▶ _Task goal_: Pull every line containing "radzą" out of the material below.

[Saved entries]
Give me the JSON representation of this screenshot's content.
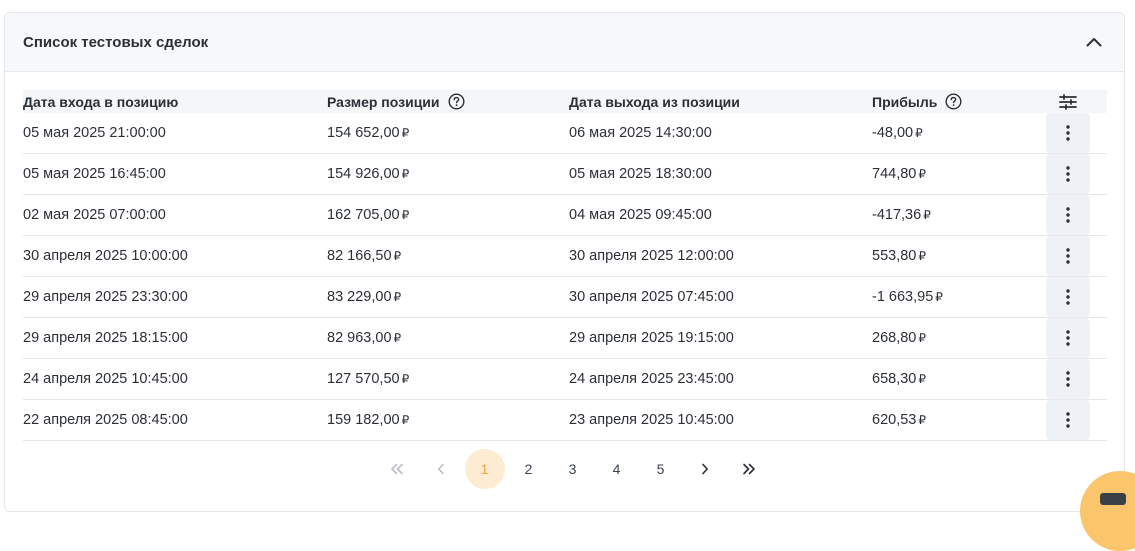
{
  "card": {
    "title": "Список тестовых сделок",
    "collapse_icon": "chevron-up-icon"
  },
  "table": {
    "headers": {
      "entry_date": "Дата входа в позицию",
      "size": "Размер позиции",
      "exit_date": "Дата выхода из позиции",
      "profit": "Прибыль",
      "help_icon": "question-circle-icon",
      "settings_icon": "sliders-icon"
    },
    "currency": "₽",
    "rows": [
      {
        "entry": "05 мая 2025 21:00:00",
        "size": "154 652,00",
        "exit": "06 мая 2025 14:30:00",
        "profit": "-48,00"
      },
      {
        "entry": "05 мая 2025 16:45:00",
        "size": "154 926,00",
        "exit": "05 мая 2025 18:30:00",
        "profit": "744,80"
      },
      {
        "entry": "02 мая 2025 07:00:00",
        "size": "162 705,00",
        "exit": "04 мая 2025 09:45:00",
        "profit": "-417,36"
      },
      {
        "entry": "30 апреля 2025 10:00:00",
        "size": "82 166,50",
        "exit": "30 апреля 2025 12:00:00",
        "profit": "553,80"
      },
      {
        "entry": "29 апреля 2025 23:30:00",
        "size": "83 229,00",
        "exit": "30 апреля 2025 07:45:00",
        "profit": "-1 663,95"
      },
      {
        "entry": "29 апреля 2025 18:15:00",
        "size": "82 963,00",
        "exit": "29 апреля 2025 19:15:00",
        "profit": "268,80"
      },
      {
        "entry": "24 апреля 2025 10:45:00",
        "size": "127 570,50",
        "exit": "24 апреля 2025 23:45:00",
        "profit": "658,30"
      },
      {
        "entry": "22 апреля 2025 08:45:00",
        "size": "159 182,00",
        "exit": "23 апреля 2025 10:45:00",
        "profit": "620,53"
      }
    ],
    "row_menu_icon": "more-vertical-icon"
  },
  "pagination": {
    "first_icon": "chevrons-left-icon",
    "prev_icon": "chevron-left-icon",
    "pages": [
      "1",
      "2",
      "3",
      "4",
      "5"
    ],
    "active_page": "1",
    "next_icon": "chevron-right-icon",
    "last_icon": "chevrons-right-icon"
  },
  "colors": {
    "accent": "#f0a24b",
    "active_page_bg": "#fdecd2",
    "header_bg": "#f7f8fa",
    "row_border": "#e6e8eb",
    "menu_btn_bg": "#eef2f6"
  }
}
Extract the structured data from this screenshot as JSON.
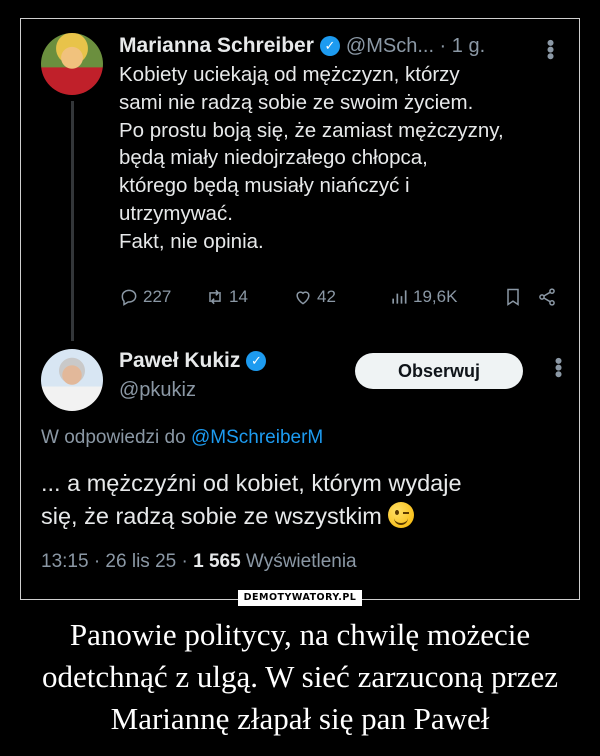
{
  "tweet1": {
    "author_name": "Marianna Schreiber",
    "handle_time": "@MSch... · 1 g.",
    "body_lines": [
      "Kobiety uciekają od mężczyzn, którzy",
      "sami nie radzą sobie ze swoim życiem.",
      "Po prostu boją się, że zamiast mężczyzny,",
      "będą miały niedojrzałego chłopca,",
      "którego będą musiały niańczyć i",
      "utrzymywać.",
      "Fakt, nie opinia."
    ],
    "replies": "227",
    "retweets": "14",
    "likes": "42",
    "views": "19,6K"
  },
  "tweet2": {
    "author_name": "Paweł Kukiz",
    "handle": "@pkukiz",
    "follow_label": "Obserwuj",
    "reply_prefix": "W odpowiedzi do",
    "reply_mention": "@MSchreiberM",
    "body_lines": [
      "... a mężczyźni od kobiet, którym wydaje",
      "się, że radzą sobie ze wszystkim"
    ],
    "time_date": "13:15 · 26 lis 25 ·",
    "views_count": "1 565",
    "views_label": "Wyświetlenia"
  },
  "watermark": "DEMOTYWATORY.PL",
  "caption_lines": [
    "Panowie politycy, na chwilę możecie",
    "odetchnąć z ulgą. W sieć zarzuconą przez",
    "Mariannę złapał się pan Paweł"
  ],
  "colors": {
    "accent_blue": "#1d9bf0",
    "muted_text": "#8b98a5",
    "primary_text": "#e7e9ea"
  }
}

▶ _Written answer_:
      "sami nie radzą sobie ze swoim życiem.",
      "się, że radzą sobie ze wszystkim"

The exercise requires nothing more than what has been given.